▶ Aim of the task
Pick out each line in the records below that contains the string "överklaganden", and copy those lines.

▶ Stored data
════

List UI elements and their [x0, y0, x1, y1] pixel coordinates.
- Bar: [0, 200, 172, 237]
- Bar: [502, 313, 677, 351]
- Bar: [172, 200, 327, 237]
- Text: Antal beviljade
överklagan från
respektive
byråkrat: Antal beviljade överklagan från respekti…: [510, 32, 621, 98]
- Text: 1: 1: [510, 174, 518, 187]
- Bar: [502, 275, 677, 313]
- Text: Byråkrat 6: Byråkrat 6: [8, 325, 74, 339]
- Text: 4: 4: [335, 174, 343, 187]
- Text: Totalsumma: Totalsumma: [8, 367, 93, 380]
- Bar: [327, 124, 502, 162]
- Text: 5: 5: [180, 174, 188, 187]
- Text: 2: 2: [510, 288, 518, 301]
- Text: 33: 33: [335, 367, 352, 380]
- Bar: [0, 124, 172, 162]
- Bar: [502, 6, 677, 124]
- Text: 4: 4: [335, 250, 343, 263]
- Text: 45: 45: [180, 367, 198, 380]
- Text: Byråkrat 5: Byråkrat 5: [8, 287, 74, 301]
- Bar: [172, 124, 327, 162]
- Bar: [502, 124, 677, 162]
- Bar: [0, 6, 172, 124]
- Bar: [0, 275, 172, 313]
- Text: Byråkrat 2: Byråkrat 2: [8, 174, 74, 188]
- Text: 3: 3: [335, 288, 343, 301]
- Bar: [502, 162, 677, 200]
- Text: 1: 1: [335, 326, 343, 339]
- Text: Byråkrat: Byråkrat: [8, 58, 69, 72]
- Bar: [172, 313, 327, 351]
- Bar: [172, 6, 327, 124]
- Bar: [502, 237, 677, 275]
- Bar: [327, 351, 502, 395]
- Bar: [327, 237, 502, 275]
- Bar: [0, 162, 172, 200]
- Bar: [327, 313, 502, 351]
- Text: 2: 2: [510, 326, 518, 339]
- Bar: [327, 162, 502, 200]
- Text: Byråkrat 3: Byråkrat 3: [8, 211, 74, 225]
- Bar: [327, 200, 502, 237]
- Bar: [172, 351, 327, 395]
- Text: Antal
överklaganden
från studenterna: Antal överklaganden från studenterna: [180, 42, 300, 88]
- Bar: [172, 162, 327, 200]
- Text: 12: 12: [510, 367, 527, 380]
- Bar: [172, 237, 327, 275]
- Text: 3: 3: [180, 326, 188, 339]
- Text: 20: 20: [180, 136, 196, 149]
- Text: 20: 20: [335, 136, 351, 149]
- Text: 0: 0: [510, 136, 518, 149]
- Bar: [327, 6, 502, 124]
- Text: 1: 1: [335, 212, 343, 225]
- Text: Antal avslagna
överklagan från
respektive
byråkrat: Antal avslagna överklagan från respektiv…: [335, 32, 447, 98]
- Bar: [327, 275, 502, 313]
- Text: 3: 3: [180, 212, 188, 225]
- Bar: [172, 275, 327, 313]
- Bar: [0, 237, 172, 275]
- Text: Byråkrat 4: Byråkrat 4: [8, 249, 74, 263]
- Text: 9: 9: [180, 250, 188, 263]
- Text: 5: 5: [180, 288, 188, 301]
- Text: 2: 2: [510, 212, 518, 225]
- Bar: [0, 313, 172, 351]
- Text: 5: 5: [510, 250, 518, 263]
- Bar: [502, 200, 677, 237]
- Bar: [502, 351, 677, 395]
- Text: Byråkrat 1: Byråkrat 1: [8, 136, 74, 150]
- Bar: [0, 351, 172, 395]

════

▶ Finished task
överklaganden
från studenterna: Antal överklaganden från studenterna: [180, 42, 300, 88]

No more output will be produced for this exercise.